• _Extract to read_
Content starts

Fatty acids utilized by cardiomyocytes are derived from circulating FFA
and from the hydrolysis of intracellular stores of triglycerides
(19). Circulating FFA are derived from either the
hydrolysis of triglyceride stored in peripheral adipocytes or
triglyceride in very low density lipoproteins or chylomicrons. Hormone-sensitive lipase (HSL) is responsible for the hydrolysis of
triglyceride in adipocytes, whereas lipoprotein lipase (LPL) plays a
role in hydrolyzing triglyceride in lipoproteins. The released FFA are
taken up by cardiomyocytes and immediately utilized for -oxidation
in mitochondria or reesterified and stored as cytosolic triglyceride
droplets. On the basis of the fact that HSL is expressed in the heart
(11) and that the characteristics of the enzyme involved
in cardiac lipolysis are similar to those of adipose HSL
(27), intracellular triglyceride lipolysis is thought to
be catalyzed by myocardial HSL. Thus adipose HSL, cardiac LPL, and
cardiac HSL seem to control cardiac lipid supply in a coordinate
manner, although the precise mechanism remains to be elucidated.

Content ends

(Records from a collection)

Content starts

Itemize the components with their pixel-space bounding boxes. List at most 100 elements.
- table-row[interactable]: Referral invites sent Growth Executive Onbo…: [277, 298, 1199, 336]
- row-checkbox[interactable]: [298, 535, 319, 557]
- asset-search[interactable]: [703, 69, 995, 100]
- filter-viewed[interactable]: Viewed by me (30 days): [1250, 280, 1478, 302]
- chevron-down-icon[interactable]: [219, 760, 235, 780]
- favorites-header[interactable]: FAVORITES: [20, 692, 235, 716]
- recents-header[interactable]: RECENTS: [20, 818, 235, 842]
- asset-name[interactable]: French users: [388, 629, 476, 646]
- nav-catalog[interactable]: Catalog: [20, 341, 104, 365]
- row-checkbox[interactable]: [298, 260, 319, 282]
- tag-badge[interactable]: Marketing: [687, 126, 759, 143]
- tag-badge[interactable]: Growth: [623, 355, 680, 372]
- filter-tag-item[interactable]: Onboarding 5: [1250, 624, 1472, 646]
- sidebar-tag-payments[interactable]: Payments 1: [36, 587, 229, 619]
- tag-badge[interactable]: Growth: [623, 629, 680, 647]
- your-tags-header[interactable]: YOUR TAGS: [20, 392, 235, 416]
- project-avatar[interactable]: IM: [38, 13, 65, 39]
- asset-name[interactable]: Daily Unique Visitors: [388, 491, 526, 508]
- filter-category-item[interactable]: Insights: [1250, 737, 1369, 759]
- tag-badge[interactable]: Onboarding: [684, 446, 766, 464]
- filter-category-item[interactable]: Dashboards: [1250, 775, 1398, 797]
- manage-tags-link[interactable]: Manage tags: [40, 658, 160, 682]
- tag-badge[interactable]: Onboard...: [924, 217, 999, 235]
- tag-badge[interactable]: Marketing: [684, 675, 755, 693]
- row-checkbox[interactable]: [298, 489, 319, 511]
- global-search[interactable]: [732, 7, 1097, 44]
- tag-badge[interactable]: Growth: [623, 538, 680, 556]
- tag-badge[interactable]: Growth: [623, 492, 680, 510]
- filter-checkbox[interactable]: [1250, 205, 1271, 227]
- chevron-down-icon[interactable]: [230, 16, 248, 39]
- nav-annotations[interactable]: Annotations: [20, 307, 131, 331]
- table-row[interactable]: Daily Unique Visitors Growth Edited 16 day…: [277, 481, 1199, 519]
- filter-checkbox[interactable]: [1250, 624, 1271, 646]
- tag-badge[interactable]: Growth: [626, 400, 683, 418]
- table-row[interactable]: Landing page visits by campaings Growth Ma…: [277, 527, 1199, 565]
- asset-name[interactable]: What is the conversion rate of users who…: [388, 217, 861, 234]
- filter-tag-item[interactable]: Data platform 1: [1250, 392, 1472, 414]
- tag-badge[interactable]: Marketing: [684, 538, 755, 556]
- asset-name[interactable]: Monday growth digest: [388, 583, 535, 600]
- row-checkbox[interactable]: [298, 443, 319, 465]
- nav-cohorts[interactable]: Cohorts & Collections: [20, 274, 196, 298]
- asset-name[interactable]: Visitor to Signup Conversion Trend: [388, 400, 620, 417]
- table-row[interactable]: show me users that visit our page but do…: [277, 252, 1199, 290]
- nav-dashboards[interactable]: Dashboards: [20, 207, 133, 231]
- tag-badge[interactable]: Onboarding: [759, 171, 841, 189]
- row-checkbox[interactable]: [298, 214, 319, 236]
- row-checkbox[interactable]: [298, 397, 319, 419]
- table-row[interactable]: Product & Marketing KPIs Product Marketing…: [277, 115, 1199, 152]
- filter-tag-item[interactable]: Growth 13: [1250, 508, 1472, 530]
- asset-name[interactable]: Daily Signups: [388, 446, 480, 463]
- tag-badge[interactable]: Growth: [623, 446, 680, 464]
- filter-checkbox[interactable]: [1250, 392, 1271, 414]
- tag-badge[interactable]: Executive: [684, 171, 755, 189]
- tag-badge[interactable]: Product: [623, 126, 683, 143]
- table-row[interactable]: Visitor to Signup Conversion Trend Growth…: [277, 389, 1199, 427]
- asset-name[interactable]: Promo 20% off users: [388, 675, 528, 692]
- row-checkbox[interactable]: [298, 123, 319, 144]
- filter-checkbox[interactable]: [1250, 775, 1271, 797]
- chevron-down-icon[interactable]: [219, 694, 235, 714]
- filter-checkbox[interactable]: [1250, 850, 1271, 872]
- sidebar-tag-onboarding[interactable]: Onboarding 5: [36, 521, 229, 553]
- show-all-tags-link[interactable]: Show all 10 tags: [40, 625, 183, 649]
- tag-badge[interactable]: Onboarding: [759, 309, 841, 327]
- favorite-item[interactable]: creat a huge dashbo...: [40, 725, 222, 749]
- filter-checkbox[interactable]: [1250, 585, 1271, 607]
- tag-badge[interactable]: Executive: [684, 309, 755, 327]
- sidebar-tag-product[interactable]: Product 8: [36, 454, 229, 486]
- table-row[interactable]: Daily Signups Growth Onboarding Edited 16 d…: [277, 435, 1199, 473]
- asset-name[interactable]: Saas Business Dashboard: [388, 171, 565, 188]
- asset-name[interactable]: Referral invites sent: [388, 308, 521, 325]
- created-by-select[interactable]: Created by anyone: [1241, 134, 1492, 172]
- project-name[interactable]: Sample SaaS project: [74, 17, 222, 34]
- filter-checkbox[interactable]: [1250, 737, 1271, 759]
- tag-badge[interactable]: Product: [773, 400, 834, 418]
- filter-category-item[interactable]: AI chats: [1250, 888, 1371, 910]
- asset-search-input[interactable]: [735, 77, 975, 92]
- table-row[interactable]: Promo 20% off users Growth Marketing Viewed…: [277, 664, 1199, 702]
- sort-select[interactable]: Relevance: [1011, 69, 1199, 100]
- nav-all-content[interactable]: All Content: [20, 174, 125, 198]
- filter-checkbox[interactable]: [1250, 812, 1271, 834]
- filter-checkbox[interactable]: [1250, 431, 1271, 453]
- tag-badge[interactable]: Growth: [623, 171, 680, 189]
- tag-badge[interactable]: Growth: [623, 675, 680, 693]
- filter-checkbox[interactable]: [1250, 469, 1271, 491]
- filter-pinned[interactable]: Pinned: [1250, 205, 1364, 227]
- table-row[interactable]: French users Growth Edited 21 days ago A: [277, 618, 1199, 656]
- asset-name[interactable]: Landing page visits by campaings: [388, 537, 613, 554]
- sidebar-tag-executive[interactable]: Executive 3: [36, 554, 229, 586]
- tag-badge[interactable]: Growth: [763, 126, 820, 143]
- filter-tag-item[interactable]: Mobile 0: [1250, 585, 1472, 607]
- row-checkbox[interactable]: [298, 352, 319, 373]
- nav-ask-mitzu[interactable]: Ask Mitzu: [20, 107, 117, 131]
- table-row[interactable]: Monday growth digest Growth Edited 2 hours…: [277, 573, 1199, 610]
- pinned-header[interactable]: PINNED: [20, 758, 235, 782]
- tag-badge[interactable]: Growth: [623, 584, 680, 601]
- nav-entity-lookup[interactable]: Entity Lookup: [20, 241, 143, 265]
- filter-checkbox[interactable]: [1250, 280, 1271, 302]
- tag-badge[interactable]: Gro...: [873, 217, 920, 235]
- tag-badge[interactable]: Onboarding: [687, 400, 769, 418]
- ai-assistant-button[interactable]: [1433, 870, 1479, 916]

Content ends

• _Task requirements_
- A) According to the passage on cardiac lipid supply, which enzyme hydrolyzes triglyceride in lipoproteins?
- B) Decide whether each statement agrees with the passage on cardiac lipid supply, answering yes or no and quoting the deciding words: (i) HSL hydrolyzes triglyceride in adipocytes. (ii) The precise mechanism by which adipose HSL, cardiac LPL, and cardiac HSL control cardiac lipid supply has been fully worked out. (iii) HSL is expressed in the heart.
The records have nothing to do with the text.

• _Outputs in order_
- A) Lipoprotein lipase (LPL).

- B)
(i) Yes: "Hormone-sensitive lipase (HSL) is responsible for the hydrolysis of triglyceride in adipocytes"
(ii) No: "although the precise mechanism remains to be elucidated"
(iii) Yes: "HSL is expressed in the heart"